Each line that follows is to be retyped exactly.

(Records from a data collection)

## Begin

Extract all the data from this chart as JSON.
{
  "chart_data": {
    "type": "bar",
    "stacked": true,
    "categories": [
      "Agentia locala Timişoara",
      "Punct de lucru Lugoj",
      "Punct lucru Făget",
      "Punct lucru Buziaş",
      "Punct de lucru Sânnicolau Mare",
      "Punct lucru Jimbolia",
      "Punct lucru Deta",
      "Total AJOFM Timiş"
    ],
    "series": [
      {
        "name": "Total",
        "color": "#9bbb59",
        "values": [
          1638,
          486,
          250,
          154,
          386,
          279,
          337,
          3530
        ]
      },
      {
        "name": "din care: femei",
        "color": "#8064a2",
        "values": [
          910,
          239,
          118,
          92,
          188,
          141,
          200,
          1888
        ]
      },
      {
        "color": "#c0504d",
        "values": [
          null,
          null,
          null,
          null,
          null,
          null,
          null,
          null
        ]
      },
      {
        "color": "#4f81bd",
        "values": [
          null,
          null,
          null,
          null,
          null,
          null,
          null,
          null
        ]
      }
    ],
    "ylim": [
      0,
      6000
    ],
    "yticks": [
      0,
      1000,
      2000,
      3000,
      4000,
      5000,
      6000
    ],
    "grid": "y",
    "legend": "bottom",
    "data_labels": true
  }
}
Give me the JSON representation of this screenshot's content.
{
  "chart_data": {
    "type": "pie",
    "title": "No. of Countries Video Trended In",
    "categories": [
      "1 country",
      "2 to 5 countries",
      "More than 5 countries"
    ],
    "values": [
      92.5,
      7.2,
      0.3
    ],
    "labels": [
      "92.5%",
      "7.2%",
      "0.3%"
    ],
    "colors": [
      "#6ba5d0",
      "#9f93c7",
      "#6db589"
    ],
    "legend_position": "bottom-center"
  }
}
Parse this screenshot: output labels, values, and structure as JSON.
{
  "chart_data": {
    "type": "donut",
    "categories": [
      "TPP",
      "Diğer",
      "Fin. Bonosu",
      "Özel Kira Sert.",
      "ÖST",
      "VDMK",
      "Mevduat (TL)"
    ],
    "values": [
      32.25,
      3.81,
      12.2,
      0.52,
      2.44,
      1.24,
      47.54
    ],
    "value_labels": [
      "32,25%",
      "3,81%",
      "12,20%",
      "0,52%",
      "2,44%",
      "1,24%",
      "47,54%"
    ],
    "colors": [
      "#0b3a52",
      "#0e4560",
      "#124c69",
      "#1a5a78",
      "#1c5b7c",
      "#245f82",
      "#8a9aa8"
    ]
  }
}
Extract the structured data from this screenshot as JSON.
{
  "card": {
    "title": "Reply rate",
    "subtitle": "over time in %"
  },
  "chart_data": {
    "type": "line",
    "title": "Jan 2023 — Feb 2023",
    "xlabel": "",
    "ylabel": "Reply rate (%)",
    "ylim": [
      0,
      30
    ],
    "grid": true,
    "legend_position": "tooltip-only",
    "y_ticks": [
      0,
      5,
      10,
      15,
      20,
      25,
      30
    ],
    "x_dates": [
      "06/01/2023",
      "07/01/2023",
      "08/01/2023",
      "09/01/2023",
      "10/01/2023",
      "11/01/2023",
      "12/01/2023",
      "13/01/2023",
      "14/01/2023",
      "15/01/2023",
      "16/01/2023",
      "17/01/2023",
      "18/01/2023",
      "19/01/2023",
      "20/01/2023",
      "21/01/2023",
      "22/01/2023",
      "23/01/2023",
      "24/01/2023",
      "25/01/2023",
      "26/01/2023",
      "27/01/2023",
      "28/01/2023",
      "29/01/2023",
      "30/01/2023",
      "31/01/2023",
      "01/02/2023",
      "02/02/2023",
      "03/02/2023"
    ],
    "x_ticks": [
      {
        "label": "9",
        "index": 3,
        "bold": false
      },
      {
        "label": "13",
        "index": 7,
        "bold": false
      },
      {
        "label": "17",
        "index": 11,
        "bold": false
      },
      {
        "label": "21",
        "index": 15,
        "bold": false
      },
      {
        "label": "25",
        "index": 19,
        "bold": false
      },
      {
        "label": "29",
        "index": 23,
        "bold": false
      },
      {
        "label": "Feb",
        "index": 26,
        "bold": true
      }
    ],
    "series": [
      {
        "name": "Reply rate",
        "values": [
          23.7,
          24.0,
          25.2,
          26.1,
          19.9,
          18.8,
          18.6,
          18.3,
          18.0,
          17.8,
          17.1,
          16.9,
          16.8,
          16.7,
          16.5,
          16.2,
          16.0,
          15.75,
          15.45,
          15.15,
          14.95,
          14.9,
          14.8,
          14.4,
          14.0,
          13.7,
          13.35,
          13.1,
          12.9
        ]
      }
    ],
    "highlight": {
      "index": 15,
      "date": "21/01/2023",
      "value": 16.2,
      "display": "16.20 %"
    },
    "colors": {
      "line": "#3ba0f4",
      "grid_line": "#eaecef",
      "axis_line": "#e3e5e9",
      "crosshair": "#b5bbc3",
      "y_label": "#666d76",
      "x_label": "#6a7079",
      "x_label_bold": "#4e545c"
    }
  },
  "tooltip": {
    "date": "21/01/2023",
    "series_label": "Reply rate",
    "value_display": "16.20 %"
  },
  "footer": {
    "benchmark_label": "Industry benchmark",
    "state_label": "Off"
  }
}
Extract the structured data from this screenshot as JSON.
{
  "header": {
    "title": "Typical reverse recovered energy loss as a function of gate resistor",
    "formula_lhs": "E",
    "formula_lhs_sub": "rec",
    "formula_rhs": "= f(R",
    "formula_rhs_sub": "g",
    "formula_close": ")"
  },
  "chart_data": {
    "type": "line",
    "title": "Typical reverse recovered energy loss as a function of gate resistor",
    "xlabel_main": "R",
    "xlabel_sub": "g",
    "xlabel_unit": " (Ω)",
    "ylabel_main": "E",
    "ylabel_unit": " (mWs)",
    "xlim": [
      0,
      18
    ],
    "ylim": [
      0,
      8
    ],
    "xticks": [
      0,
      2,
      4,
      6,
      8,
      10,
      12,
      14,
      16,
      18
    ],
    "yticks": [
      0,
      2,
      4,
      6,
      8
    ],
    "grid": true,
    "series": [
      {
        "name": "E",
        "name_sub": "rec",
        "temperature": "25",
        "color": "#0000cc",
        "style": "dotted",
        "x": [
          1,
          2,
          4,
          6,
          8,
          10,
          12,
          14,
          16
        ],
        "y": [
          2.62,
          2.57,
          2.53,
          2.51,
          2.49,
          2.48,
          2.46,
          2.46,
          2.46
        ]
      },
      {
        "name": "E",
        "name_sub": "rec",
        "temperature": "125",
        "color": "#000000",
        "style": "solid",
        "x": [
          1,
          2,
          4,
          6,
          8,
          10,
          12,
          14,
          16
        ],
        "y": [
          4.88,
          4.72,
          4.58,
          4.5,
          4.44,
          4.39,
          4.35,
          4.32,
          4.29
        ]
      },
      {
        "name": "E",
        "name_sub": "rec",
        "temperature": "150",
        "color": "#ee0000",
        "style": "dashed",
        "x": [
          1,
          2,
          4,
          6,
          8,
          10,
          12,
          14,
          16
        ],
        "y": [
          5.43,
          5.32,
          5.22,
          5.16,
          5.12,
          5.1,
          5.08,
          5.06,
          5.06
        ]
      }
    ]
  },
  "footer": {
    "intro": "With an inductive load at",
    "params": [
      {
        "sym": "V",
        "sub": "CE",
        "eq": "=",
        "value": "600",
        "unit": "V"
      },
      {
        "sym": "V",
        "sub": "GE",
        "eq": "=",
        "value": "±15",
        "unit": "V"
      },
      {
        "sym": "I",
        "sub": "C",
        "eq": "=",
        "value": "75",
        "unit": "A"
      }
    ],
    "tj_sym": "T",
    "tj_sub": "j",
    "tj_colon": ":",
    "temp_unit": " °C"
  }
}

## End

_FINISHED ANSWER_.
Extract all the data from this chart as JSON.
{
  "chart_data": {
    "type": "bar",
    "stacked": true,
    "categories": [
      "Agentia locala Timişoara",
      "Punct de lucru Lugoj",
      "Punct lucru Făget",
      "Punct lucru Buziaş",
      "Punct de lucru Sânnicolau Mare",
      "Punct lucru Jimbolia",
      "Punct lucru Deta",
      "Total AJOFM Timiş"
    ],
    "series": [
      {
        "name": "Total",
        "color": "#9bbb59",
        "values": [
          1638,
          486,
          250,
          154,
          386,
          279,
          337,
          3530
        ]
      },
      {
        "name": "din care: femei",
        "color": "#8064a2",
        "values": [
          910,
          239,
          118,
          92,
          188,
          141,
          200,
          1888
        ]
      },
      {
        "color": "#c0504d",
        "values": [
          null,
          null,
          null,
          null,
          null,
          null,
          null,
          null
        ]
      },
      {
        "color": "#4f81bd",
        "values": [
          null,
          null,
          null,
          null,
          null,
          null,
          null,
          null
        ]
      }
    ],
    "ylim": [
      0,
      6000
    ],
    "yticks": [
      0,
      1000,
      2000,
      3000,
      4000,
      5000,
      6000
    ],
    "grid": "y",
    "legend": "bottom",
    "data_labels": true
  }
}
Give me the JSON representation of this screenshot's content.
{
  "chart_data": {
    "type": "pie",
    "title": "No. of Countries Video Trended In",
    "categories": [
      "1 country",
      "2 to 5 countries",
      "More than 5 countries"
    ],
    "values": [
      92.5,
      7.2,
      0.3
    ],
    "labels": [
      "92.5%",
      "7.2%",
      "0.3%"
    ],
    "colors": [
      "#6ba5d0",
      "#9f93c7",
      "#6db589"
    ],
    "legend_position": "bottom-center"
  }
}
Parse this screenshot: output labels, values, and structure as JSON.
{
  "chart_data": {
    "type": "donut",
    "categories": [
      "TPP",
      "Diğer",
      "Fin. Bonosu",
      "Özel Kira Sert.",
      "ÖST",
      "VDMK",
      "Mevduat (TL)"
    ],
    "values": [
      32.25,
      3.81,
      12.2,
      0.52,
      2.44,
      1.24,
      47.54
    ],
    "value_labels": [
      "32,25%",
      "3,81%",
      "12,20%",
      "0,52%",
      "2,44%",
      "1,24%",
      "47,54%"
    ],
    "colors": [
      "#0b3a52",
      "#0e4560",
      "#124c69",
      "#1a5a78",
      "#1c5b7c",
      "#245f82",
      "#8a9aa8"
    ]
  }
}
Extract the structured data from this screenshot as JSON.
{
  "card": {
    "title": "Reply rate",
    "subtitle": "over time in %"
  },
  "chart_data": {
    "type": "line",
    "title": "Jan 2023 — Feb 2023",
    "xlabel": "",
    "ylabel": "Reply rate (%)",
    "ylim": [
      0,
      30
    ],
    "grid": true,
    "legend_position": "tooltip-only",
    "y_ticks": [
      0,
      5,
      10,
      15,
      20,
      25,
      30
    ],
    "x_dates": [
      "06/01/2023",
      "07/01/2023",
      "08/01/2023",
      "09/01/2023",
      "10/01/2023",
      "11/01/2023",
      "12/01/2023",
      "13/01/2023",
      "14/01/2023",
      "15/01/2023",
      "16/01/2023",
      "17/01/2023",
      "18/01/2023",
      "19/01/2023",
      "20/01/2023",
      "21/01/2023",
      "22/01/2023",
      "23/01/2023",
      "24/01/2023",
      "25/01/2023",
      "26/01/2023",
      "27/01/2023",
      "28/01/2023",
      "29/01/2023",
      "30/01/2023",
      "31/01/2023",
      "01/02/2023",
      "02/02/2023",
      "03/02/2023"
    ],
    "x_ticks": [
      {
        "label": "9",
        "index": 3,
        "bold": false
      },
      {
        "label": "13",
        "index": 7,
        "bold": false
      },
      {
        "label": "17",
        "index": 11,
        "bold": false
      },
      {
        "label": "21",
        "index": 15,
        "bold": false
      },
      {
        "label": "25",
        "index": 19,
        "bold": false
      },
      {
        "label": "29",
        "index": 23,
        "bold": false
      },
      {
        "label": "Feb",
        "index": 26,
        "bold": true
      }
    ],
    "series": [
      {
        "name": "Reply rate",
        "values": [
          23.7,
          24.0,
          25.2,
          26.1,
          19.9,
          18.8,
          18.6,
          18.3,
          18.0,
          17.8,
          17.1,
          16.9,
          16.8,
          16.7,
          16.5,
          16.2,
          16.0,
          15.75,
          15.45,
          15.15,
          14.95,
          14.9,
          14.8,
          14.4,
          14.0,
          13.7,
          13.35,
          13.1,
          12.9
        ]
      }
    ],
    "highlight": {
      "index": 15,
      "date": "21/01/2023",
      "value": 16.2,
      "display": "16.20 %"
    },
    "colors": {
      "line": "#3ba0f4",
      "grid_line": "#eaecef",
      "axis_line": "#e3e5e9",
      "crosshair": "#b5bbc3",
      "y_label": "#666d76",
      "x_label": "#6a7079",
      "x_label_bold": "#4e545c"
    }
  },
  "tooltip": {
    "date": "21/01/2023",
    "series_label": "Reply rate",
    "value_display": "16.20 %"
  },
  "footer": {
    "benchmark_label": "Industry benchmark",
    "state_label": "Off"
  }
}
Extract the structured data from this screenshot as JSON.
{
  "header": {
    "title": "Typical reverse recovered energy loss as a function of gate resistor",
    "formula_lhs": "E",
    "formula_lhs_sub": "rec",
    "formula_rhs": "= f(R",
    "formula_rhs_sub": "g",
    "formula_close": ")"
  },
  "chart_data": {
    "type": "line",
    "title": "Typical reverse recovered energy loss as a function of gate resistor",
    "xlabel_main": "R",
    "xlabel_sub": "g",
    "xlabel_unit": " (Ω)",
    "ylabel_main": "E",
    "ylabel_unit": " (mWs)",
    "xlim": [
      0,
      18
    ],
    "ylim": [
      0,
      8
    ],
    "xticks": [
      0,
      2,
      4,
      6,
      8,
      10,
      12,
      14,
      16,
      18
    ],
    "yticks": [
      0,
      2,
      4,
      6,
      8
    ],
    "grid": true,
    "series": [
      {
        "name": "E",
        "name_sub": "rec",
        "temperature": "25",
        "color": "#0000cc",
        "style": "dotted",
        "x": [
          1,
          2,
          4,
          6,
          8,
          10,
          12,
          14,
          16
        ],
        "y": [
          2.62,
          2.57,
          2.53,
          2.51,
          2.49,
          2.48,
          2.46,
          2.46,
          2.46
        ]
      },
      {
        "name": "E",
        "name_sub": "rec",
        "temperature": "125",
        "color": "#000000",
        "style": "solid",
        "x": [
          1,
          2,
          4,
          6,
          8,
          10,
          12,
          14,
          16
        ],
        "y": [
          4.88,
          4.72,
          4.58,
          4.5,
          4.44,
          4.39,
          4.35,
          4.32,
          4.29
        ]
      },
      {
        "name": "E",
        "name_sub": "rec",
        "temperature": "150",
        "color": "#ee0000",
        "style": "dashed",
        "x": [
          1,
          2,
          4,
          6,
          8,
          10,
          12,
          14,
          16
        ],
        "y": [
          5.43,
          5.32,
          5.22,
          5.16,
          5.12,
          5.1,
          5.08,
          5.06,
          5.06
        ]
      }
    ]
  },
  "footer": {
    "intro": "With an inductive load at",
    "params": [
      {
        "sym": "V",
        "sub": "CE",
        "eq": "=",
        "value": "600",
        "unit": "V"
      },
      {
        "sym": "V",
        "sub": "GE",
        "eq": "=",
        "value": "±15",
        "unit": "V"
      },
      {
        "sym": "I",
        "sub": "C",
        "eq": "=",
        "value": "75",
        "unit": "A"
      }
    ],
    "tj_sym": "T",
    "tj_sub": "j",
    "tj_colon": ":",
    "temp_unit": " °C"
  }
}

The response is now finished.